→ **PAGE**:
◆ ◆ ◆ ◆ ◆

Sheerer v. Manhattan Life Ins. Co.

Decision Date15 July 1884
Citation20 F. 886
PartiesSHEERER, Guardian, v. MANHATTAN LIFE INS. CO. [1]
CourtUnited States Circuit Court, District of Kentucky

James S. Pirtle and Goodloe & Roberts, for complainants.

Fellows Hoyt & Schell and Young & Trabue, for defendant.

BARR J.

After the demurrer to the bill was overruled, the defendant answered, and upon the issues made has taken testimony. It appears from this evidence that the defendant holds the not of Duerson for $491.40, which is as follows, viz.:

New York, May 9, 1869.

'$491.40.

'Twelve months after date, for value received, I promise to pay to the Manhattan Life Insurance Company of New York, or order four hundred and ninety-one 40-100 dollars, with interest payable annually in advance. In case of the death of William F. Duerson, insured in policy No. 17,241, the amount of this note is to be deducted from the amount of the said policy, or canceled by profits.

◆ ◆ ◆ ◆ ◆

→ **PROVIDED INFORMATION**:

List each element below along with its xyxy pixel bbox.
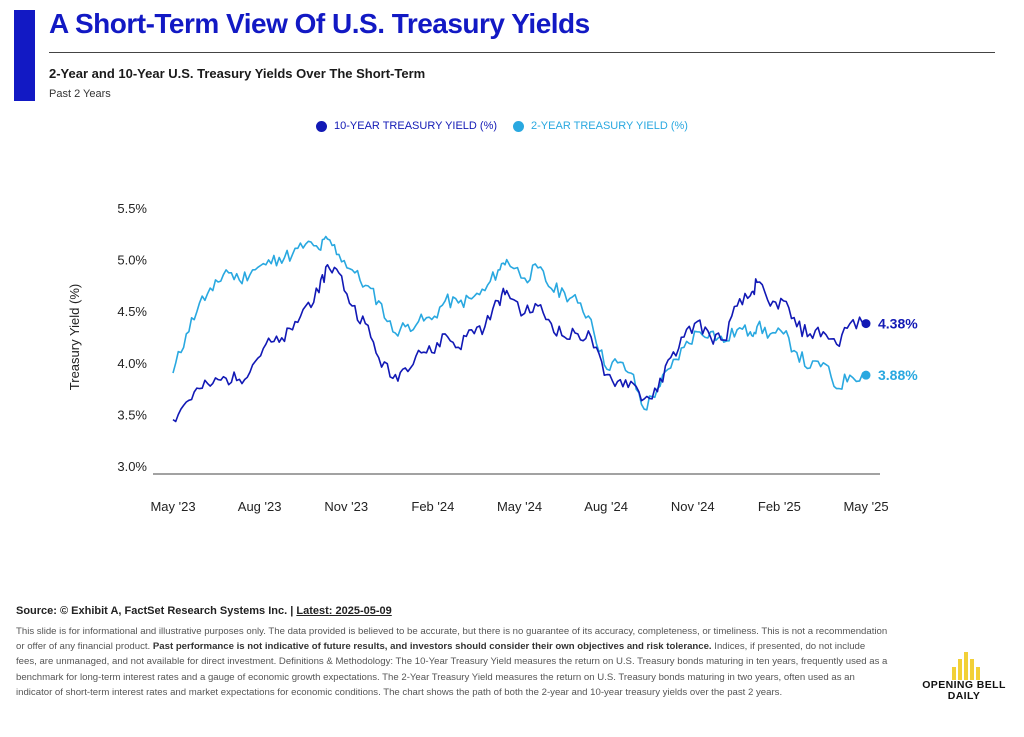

◆ ◆ ◆ ◆ ◆

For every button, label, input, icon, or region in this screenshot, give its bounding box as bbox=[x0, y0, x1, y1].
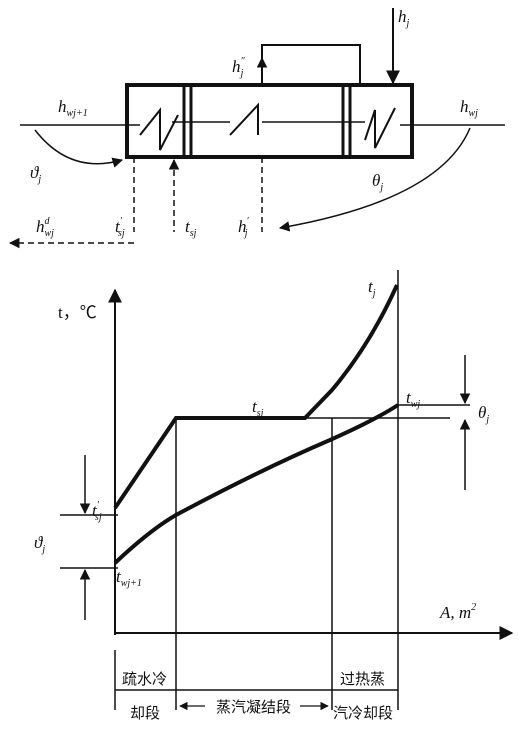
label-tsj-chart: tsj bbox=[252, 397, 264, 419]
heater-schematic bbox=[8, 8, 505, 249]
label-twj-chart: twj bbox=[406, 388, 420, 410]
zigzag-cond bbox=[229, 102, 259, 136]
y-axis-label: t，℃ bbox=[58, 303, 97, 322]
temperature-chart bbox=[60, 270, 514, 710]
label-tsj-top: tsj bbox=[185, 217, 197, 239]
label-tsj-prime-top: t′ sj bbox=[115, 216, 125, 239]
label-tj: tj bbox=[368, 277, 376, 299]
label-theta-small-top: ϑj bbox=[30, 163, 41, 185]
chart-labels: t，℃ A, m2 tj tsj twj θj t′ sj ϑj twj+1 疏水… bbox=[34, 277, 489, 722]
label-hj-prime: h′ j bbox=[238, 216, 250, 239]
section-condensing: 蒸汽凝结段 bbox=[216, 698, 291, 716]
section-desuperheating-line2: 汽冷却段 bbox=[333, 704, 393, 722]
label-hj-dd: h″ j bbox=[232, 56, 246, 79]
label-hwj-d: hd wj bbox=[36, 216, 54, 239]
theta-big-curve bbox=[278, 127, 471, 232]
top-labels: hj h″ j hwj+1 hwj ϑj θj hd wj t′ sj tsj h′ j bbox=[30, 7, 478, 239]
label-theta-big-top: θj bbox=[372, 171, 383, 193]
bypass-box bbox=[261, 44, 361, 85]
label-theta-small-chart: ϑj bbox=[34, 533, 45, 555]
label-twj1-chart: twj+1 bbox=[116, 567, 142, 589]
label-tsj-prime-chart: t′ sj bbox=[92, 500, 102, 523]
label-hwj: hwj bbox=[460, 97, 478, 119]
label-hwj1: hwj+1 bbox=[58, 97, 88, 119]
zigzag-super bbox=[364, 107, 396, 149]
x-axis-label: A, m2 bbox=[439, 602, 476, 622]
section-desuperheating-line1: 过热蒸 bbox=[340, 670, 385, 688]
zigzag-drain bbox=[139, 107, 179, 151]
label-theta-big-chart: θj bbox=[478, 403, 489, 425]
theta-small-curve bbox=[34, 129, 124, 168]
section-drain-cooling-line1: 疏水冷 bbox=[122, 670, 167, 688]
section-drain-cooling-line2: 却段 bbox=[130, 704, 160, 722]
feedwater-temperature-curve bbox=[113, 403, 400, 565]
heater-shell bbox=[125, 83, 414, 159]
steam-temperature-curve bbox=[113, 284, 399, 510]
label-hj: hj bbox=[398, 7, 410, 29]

◆ ◆ ◆ ◆ ◆

→ **ACTIONS TO TAKE**:
• a. Answer these questions from the Sheerer case report:
(i) Which court heard the case?
(ii) Which counsel appeared for the defendant?
(iii) How long after its date was the note to be paid?
• b. Write out, word for word, the passage of the Sheerer case report starting with "Sheerer v. Manhattan" and going on through "Roberts, for complainants.".
Answer from the Sheerer case report only.

→ **TASK RESULTS**:
• a.
(i) The United States Circuit Court, District of Kentucky.
(ii) Fellows Hoyt & Schell and Young & Trabue.
(iii) Twelve months.

• b.
Sheerer v. Manhattan Life Ins. Co.

Decision Date15 July 1884
Citation20 F. 886
PartiesSHEERER, Guardian, v. MANHATTAN LIFE INS. CO. [1]
CourtUnited States Circuit Court, District of Kentucky

James S. Pirtle and Goodloe & Roberts, for complainants.